◆ **GIVEN PROBLEM**:
Show all lines holding the string "relatis".

Records excerpted from a collection
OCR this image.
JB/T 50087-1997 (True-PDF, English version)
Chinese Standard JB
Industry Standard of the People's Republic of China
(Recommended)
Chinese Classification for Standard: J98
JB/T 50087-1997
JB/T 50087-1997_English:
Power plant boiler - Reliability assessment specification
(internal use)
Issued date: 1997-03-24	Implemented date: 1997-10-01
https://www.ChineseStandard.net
---
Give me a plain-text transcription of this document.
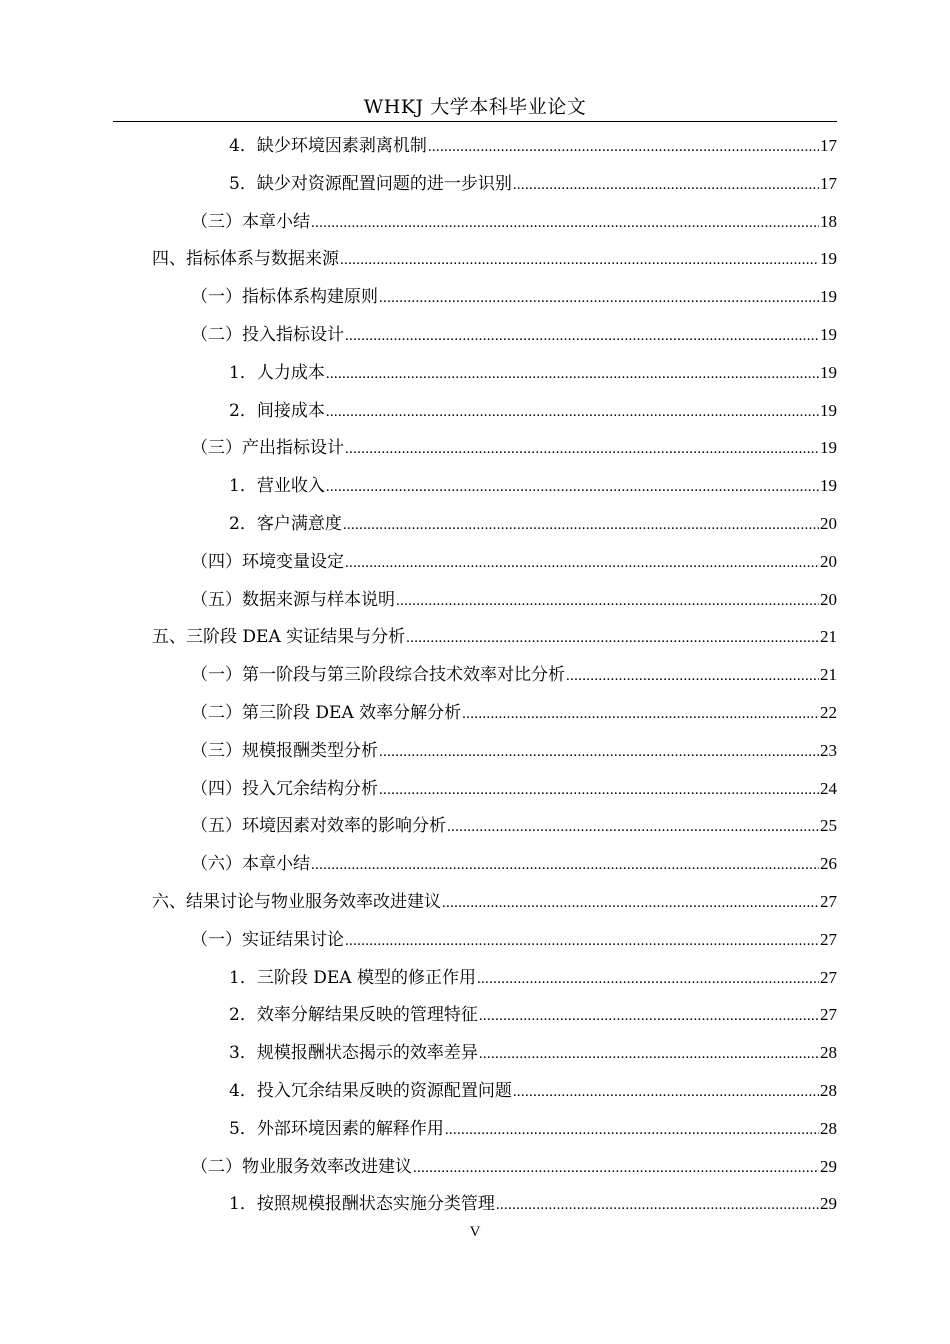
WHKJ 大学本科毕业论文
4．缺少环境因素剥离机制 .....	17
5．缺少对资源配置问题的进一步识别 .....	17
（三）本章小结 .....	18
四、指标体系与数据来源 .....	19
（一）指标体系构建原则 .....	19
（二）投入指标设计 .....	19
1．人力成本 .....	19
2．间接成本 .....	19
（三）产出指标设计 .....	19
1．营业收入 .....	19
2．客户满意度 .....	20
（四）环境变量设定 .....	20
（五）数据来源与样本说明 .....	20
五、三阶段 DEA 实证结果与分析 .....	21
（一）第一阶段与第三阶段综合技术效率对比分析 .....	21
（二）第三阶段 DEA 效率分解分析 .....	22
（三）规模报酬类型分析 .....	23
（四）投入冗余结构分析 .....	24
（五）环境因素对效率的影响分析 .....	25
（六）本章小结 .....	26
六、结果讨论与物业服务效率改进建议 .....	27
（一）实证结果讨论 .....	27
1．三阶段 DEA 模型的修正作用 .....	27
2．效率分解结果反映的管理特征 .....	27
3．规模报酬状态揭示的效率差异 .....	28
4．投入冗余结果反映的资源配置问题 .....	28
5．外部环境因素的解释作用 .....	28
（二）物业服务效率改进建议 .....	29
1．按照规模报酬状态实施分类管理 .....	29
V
...
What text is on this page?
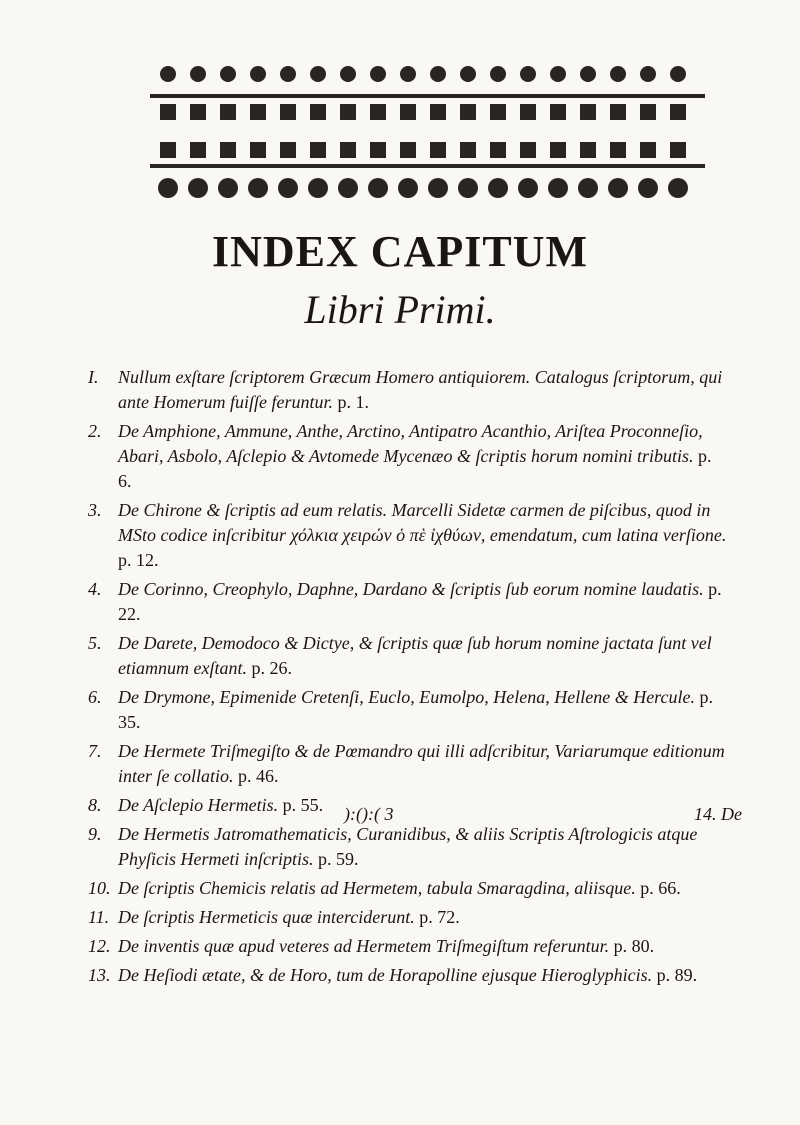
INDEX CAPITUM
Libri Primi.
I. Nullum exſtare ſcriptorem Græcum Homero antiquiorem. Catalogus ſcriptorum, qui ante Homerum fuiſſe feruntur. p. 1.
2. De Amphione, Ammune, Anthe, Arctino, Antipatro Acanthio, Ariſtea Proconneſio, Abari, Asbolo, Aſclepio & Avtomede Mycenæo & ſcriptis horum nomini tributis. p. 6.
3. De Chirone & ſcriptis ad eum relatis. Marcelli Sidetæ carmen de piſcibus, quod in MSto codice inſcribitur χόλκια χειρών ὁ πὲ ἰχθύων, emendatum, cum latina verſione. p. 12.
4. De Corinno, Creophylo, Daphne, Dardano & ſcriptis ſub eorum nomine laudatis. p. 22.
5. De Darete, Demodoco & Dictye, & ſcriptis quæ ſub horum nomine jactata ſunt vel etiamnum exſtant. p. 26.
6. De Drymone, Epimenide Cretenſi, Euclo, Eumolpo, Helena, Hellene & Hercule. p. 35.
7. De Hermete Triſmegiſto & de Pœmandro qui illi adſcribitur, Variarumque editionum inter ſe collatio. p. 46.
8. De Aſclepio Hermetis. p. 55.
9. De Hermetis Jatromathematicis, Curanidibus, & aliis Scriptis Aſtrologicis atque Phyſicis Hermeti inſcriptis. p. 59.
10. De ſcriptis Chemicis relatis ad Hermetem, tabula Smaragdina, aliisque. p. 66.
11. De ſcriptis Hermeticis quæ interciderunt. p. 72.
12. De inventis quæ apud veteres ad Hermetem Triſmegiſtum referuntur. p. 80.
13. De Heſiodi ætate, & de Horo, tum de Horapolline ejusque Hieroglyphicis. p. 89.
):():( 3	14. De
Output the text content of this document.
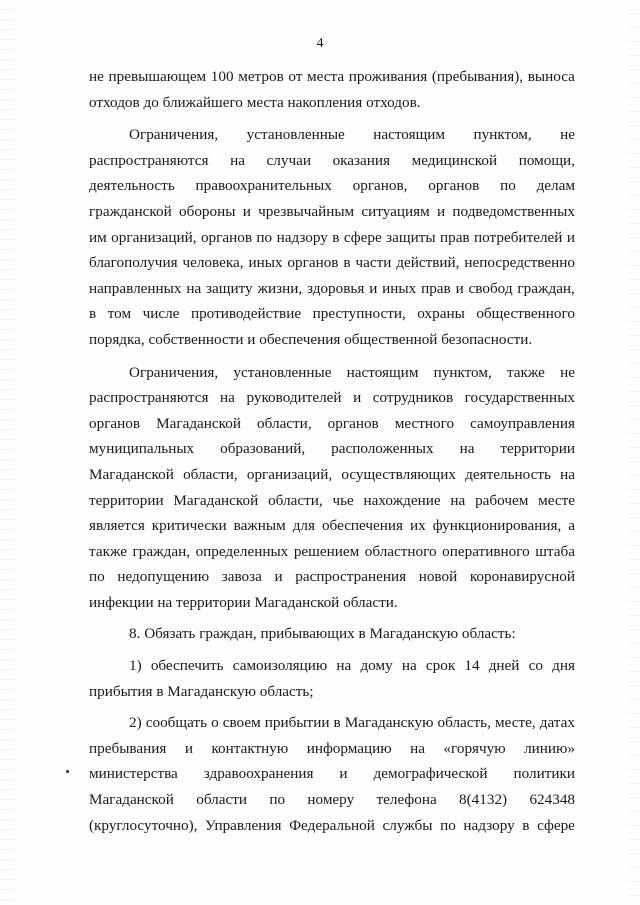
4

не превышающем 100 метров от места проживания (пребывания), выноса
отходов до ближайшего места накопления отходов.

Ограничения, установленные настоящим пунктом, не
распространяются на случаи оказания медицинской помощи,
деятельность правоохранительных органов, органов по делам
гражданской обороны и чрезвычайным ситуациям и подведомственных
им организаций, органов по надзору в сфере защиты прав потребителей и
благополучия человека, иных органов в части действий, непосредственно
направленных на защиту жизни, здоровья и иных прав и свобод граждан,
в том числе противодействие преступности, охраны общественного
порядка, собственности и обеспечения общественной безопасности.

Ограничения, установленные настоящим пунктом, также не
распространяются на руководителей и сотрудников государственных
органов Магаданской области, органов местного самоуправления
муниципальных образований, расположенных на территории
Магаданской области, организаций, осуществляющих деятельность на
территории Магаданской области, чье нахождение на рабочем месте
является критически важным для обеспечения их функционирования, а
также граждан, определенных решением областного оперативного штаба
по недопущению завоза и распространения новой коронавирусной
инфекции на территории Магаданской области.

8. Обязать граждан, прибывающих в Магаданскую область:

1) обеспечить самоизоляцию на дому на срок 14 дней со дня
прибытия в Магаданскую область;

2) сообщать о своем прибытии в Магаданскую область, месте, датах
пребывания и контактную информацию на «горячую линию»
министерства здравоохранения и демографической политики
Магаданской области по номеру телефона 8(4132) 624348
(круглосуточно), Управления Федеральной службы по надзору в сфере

◆ **ANSWER**:
3. De Chirone & ſcriptis ad eum relatis. Marcelli Sidetæ carmen de piſcibus, quod in MSto codice inſcribitur χόλκια χειρών ὁ πὲ ἰχθύων, emendatum, cum latina verſione. p. 12.
10. De ſcriptis Chemicis relatis ad Hermetem, tabula Smaragdina, aliisque. p. 66.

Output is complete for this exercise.